EXERCISE DETAILS
Identify every line in the records below that contains the word "числа", and reproduce each one.

DATA ENTRIES

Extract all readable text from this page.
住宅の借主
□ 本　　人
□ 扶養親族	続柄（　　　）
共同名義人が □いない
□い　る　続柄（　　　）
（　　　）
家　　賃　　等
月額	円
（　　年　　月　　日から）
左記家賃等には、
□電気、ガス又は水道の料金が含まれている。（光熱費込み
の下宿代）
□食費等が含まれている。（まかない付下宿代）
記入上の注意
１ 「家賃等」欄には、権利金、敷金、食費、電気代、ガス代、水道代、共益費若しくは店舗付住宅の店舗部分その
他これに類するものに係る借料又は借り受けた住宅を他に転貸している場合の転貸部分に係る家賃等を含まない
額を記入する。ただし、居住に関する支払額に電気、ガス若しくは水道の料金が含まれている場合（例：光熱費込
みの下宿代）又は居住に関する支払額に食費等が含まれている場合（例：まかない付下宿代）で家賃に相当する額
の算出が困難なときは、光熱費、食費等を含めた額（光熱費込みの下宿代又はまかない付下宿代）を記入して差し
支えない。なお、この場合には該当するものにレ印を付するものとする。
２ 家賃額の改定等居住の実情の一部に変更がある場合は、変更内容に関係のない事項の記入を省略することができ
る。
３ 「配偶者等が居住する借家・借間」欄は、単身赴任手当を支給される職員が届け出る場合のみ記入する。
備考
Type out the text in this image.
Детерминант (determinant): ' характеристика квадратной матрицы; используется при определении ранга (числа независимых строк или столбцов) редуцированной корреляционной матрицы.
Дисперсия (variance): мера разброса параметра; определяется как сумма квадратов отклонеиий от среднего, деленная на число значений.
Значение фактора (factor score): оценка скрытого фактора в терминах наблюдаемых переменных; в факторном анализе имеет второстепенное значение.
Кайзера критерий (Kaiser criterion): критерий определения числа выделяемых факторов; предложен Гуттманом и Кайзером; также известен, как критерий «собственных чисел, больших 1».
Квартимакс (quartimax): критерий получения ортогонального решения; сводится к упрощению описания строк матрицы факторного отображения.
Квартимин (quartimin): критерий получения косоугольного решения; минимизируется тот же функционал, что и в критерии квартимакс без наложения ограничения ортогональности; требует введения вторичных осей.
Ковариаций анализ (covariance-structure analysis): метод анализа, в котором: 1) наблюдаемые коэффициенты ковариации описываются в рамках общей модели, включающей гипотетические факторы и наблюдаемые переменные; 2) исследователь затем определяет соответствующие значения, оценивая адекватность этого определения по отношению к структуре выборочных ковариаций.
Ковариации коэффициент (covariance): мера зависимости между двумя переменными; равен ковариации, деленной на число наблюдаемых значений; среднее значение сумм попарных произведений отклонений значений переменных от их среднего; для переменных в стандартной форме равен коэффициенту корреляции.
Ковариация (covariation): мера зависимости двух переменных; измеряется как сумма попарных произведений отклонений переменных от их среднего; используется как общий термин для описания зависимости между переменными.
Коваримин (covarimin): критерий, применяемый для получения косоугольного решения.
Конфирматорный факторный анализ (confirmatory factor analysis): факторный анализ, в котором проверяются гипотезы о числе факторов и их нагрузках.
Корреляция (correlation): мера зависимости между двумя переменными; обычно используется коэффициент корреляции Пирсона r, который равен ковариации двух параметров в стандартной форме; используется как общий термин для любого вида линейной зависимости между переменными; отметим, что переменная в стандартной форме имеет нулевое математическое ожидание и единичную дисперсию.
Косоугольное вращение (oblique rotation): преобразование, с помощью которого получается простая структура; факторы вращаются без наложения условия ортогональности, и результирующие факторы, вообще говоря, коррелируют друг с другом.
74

---

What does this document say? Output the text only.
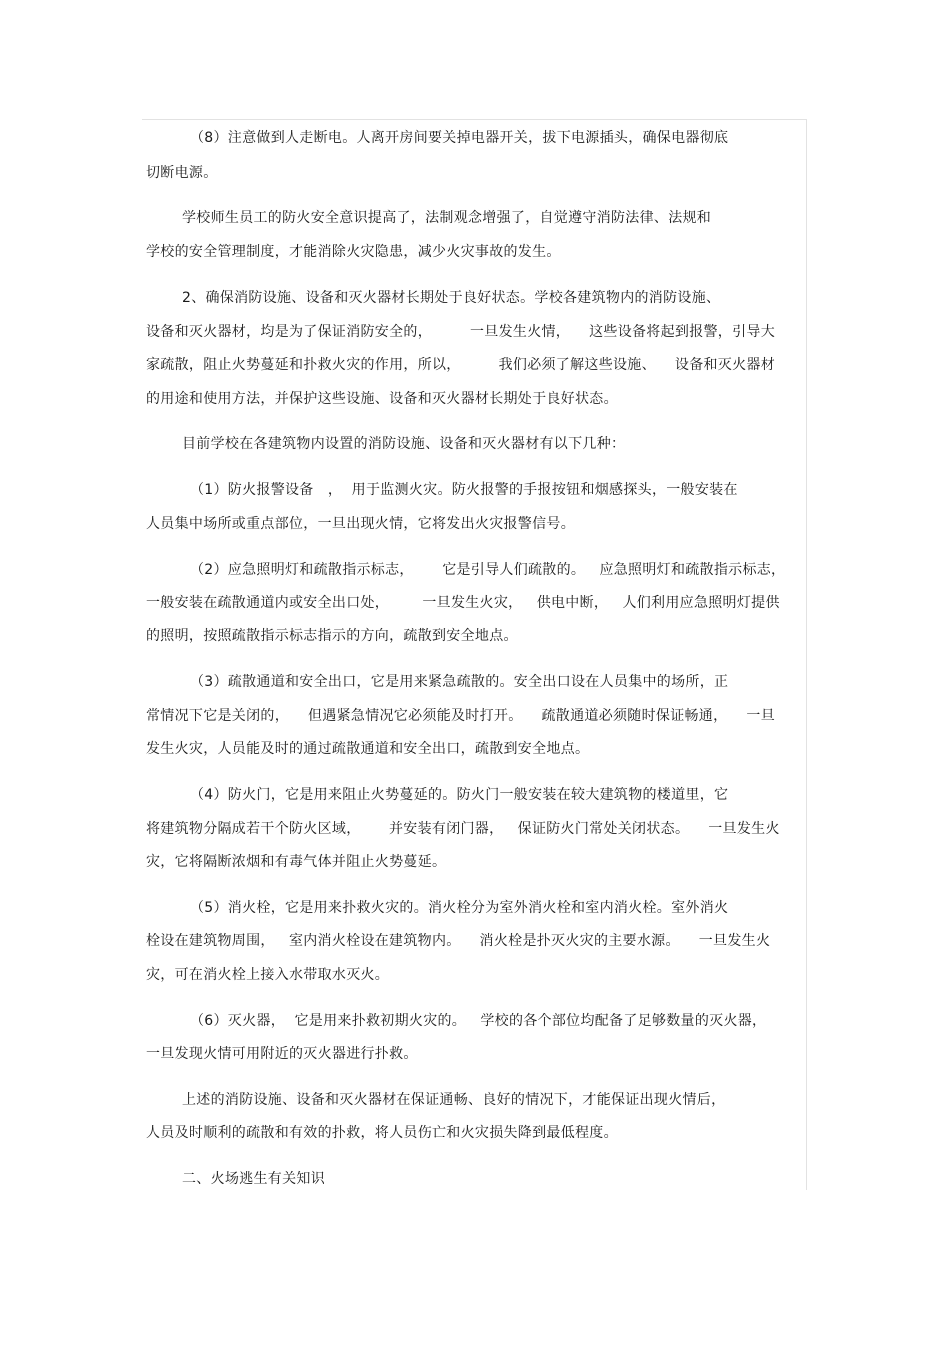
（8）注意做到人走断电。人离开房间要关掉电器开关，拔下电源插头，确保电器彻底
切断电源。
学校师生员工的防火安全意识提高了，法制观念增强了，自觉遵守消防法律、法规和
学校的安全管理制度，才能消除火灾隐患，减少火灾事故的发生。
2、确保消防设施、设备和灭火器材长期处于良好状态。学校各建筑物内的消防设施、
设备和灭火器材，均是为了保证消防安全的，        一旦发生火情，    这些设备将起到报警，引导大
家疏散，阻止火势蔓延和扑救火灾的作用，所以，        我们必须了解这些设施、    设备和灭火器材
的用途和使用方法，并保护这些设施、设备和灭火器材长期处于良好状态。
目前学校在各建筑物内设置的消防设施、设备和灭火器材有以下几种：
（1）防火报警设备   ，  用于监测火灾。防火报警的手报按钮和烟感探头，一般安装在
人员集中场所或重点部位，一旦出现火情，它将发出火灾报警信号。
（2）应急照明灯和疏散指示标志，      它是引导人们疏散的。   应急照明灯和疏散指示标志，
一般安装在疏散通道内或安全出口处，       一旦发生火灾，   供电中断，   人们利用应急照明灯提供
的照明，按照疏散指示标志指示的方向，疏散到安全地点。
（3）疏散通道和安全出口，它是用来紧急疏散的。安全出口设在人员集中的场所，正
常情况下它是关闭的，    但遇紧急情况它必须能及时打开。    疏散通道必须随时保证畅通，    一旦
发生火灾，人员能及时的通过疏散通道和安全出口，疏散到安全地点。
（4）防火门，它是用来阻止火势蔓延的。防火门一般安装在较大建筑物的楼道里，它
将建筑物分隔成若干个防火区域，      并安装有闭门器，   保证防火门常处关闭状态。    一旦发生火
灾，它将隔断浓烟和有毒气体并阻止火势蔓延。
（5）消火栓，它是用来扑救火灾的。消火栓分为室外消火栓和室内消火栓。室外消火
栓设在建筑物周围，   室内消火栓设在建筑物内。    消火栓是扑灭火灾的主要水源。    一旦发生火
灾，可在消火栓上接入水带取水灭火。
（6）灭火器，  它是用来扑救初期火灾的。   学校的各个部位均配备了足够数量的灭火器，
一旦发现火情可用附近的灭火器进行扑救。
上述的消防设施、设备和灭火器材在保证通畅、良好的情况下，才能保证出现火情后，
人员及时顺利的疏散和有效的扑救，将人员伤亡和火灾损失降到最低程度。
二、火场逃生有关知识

FULL ANSWER
Детерминант (determinant): ' характеристика квадратной матрицы; используется при определении ранга (числа независимых строк или столбцов) редуцированной корреляционной матрицы.
Кайзера критерий (Kaiser criterion): критерий определения числа выделяемых факторов; предложен Гуттманом и Кайзером; также известен, как критерий «собственных чисел, больших 1».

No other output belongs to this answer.